Written problem.
Filter the listing and keep only the lines with the word "JSON".
* Start Task input *
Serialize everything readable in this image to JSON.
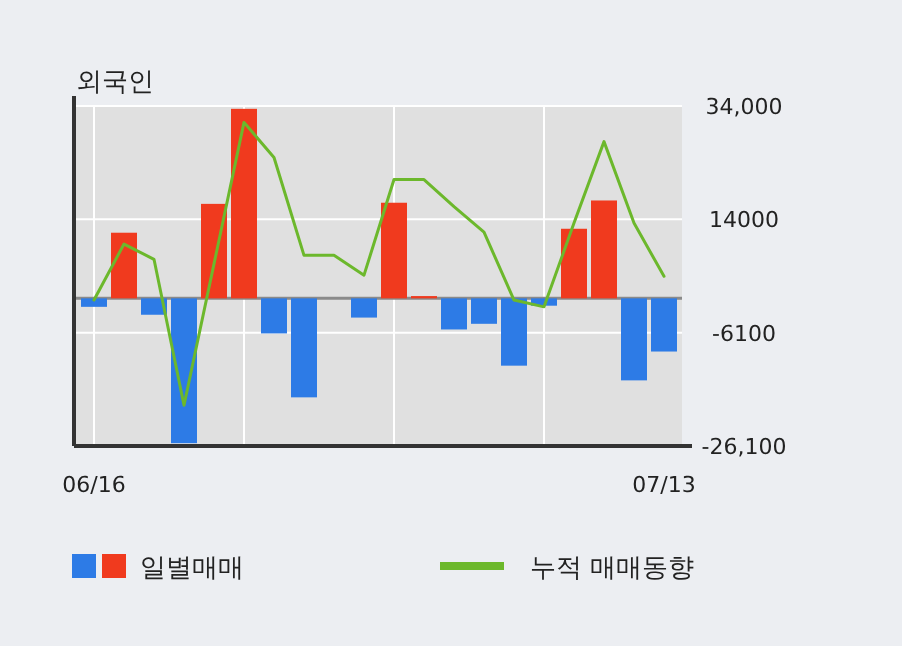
{
  "chart_data": {
    "type": "bar",
    "title": "외국인",
    "categories": [
      "06/16",
      null,
      null,
      null,
      null,
      null,
      null,
      null,
      null,
      null,
      null,
      null,
      null,
      null,
      null,
      null,
      null,
      null,
      null,
      "07/13"
    ],
    "series": [
      {
        "name": "일별매매",
        "colors": [
          "#2d7be6",
          "#f03a1e",
          "#2d7be6",
          "#2d7be6",
          "#f03a1e",
          "#f03a1e",
          "#2d7be6",
          "#2d7be6",
          "#f03a1e",
          "#2d7be6",
          "#f03a1e",
          "#f03a1e",
          "#2d7be6",
          "#2d7be6",
          "#2d7be6",
          "#2d7be6",
          "#f03a1e",
          "#f03a1e",
          "#2d7be6",
          "#2d7be6"
        ],
        "values": [
          -1500,
          11600,
          -2900,
          -25600,
          16700,
          33500,
          -6200,
          -17500,
          0,
          -3400,
          16900,
          400,
          -5500,
          -4500,
          -11900,
          -1300,
          12300,
          17300,
          -14500,
          -9400
        ]
      },
      {
        "name": "누적 매매동향",
        "type": "line",
        "color": "#6cb82c",
        "values": [
          -300,
          9600,
          6900,
          -18900,
          6100,
          31100,
          24900,
          7600,
          7600,
          4100,
          21000,
          21000,
          16200,
          11700,
          -300,
          -1500,
          13300,
          27700,
          13300,
          3900
        ]
      }
    ],
    "ylim": [
      -26100,
      34000
    ],
    "yticks": [
      {
        "value": 34000,
        "label": "34,000"
      },
      14000,
      -6100,
      {
        "value": -26100,
        "label": "-26,100"
      }
    ],
    "grid": true,
    "legend": "bottom"
  }
}
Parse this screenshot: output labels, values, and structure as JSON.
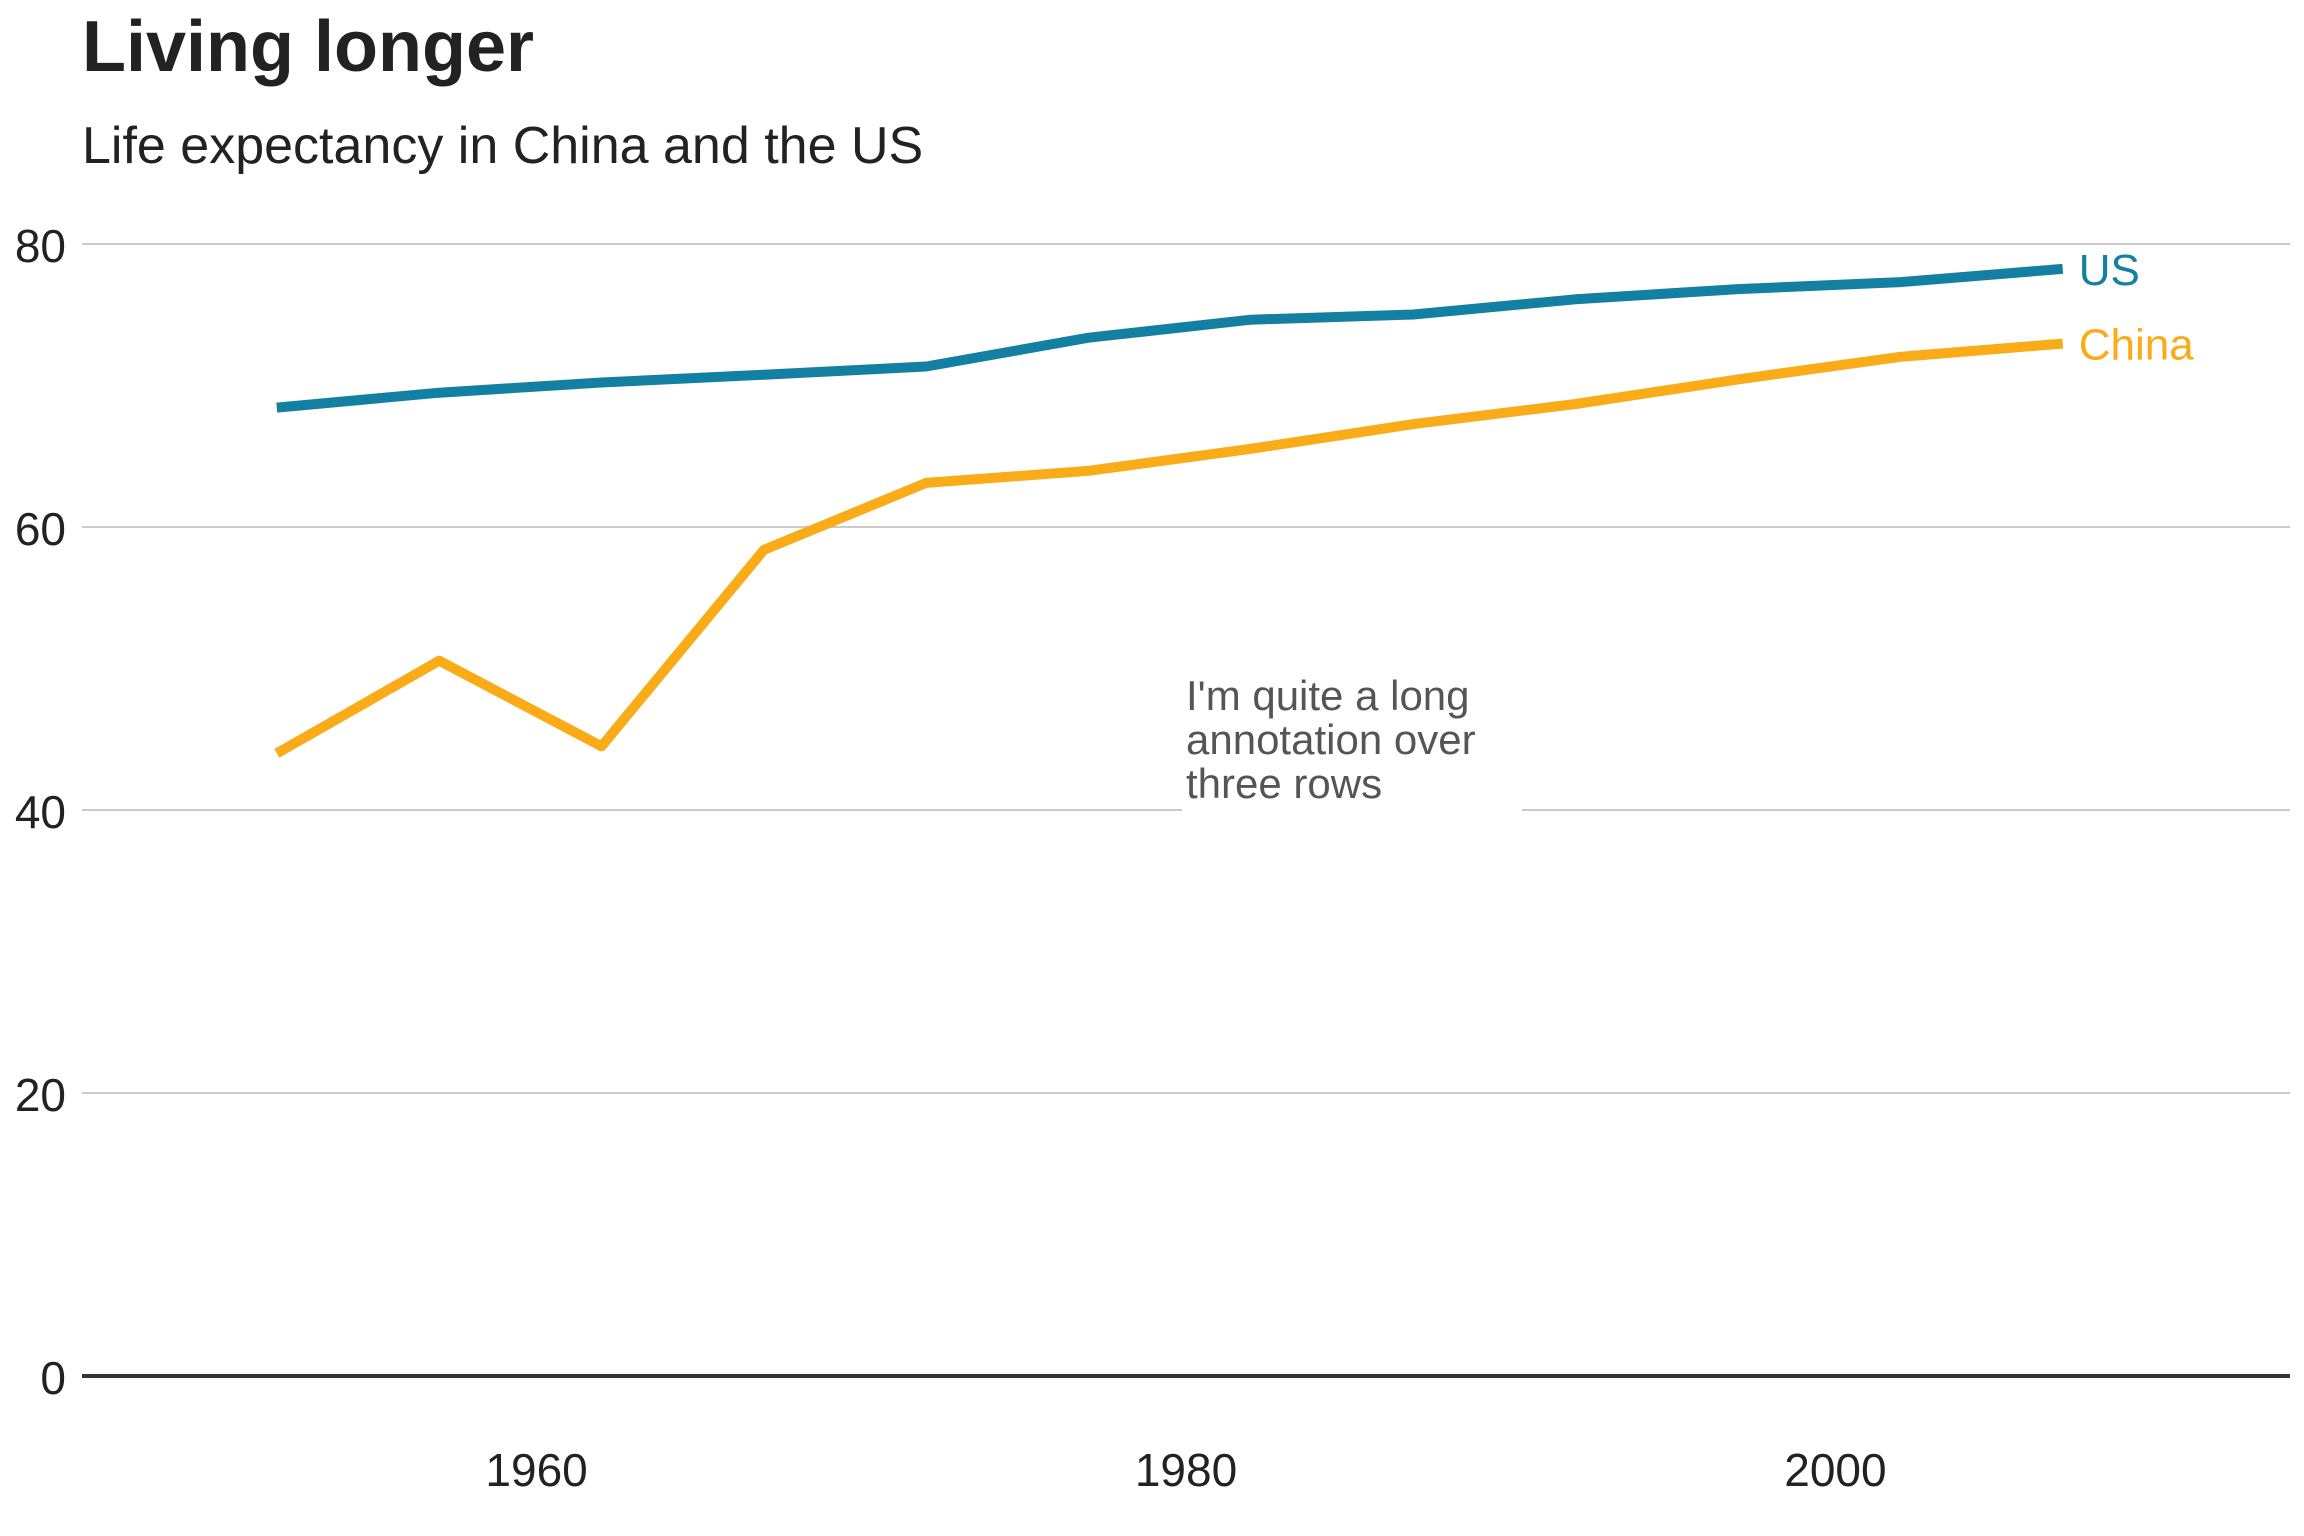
{
  "chart_data": {
    "type": "line",
    "title": "Living longer",
    "subtitle": "Life expectancy in China and the US",
    "xlabel": "",
    "ylabel": "",
    "x": [
      1952,
      1957,
      1962,
      1967,
      1972,
      1977,
      1982,
      1987,
      1992,
      1997,
      2002,
      2007
    ],
    "xlim": [
      1946,
      2014
    ],
    "ylim": [
      0,
      80
    ],
    "x_ticks": [
      1960,
      1980,
      2000
    ],
    "y_ticks": [
      0,
      20,
      40,
      60,
      80
    ],
    "grid": "horizontal",
    "series": [
      {
        "name": "US",
        "color": "#1380A1",
        "values": [
          68.44,
          69.49,
          70.21,
          70.76,
          71.34,
          73.38,
          74.65,
          75.02,
          76.09,
          76.81,
          77.31,
          78.24
        ]
      },
      {
        "name": "China",
        "color": "#FAAB18",
        "values": [
          44.0,
          50.55,
          44.5,
          58.38,
          63.12,
          63.97,
          65.53,
          67.27,
          68.69,
          70.43,
          72.03,
          72.96
        ]
      }
    ],
    "annotation": {
      "lines": [
        "I'm quite a long",
        "annotation over",
        "three rows"
      ],
      "x": 1980,
      "y": 40
    }
  }
}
* End Task input *
The result.
Serialize everything readable in this image to JSON.
Parse this screenshot: output labels, values, and structure as JSON.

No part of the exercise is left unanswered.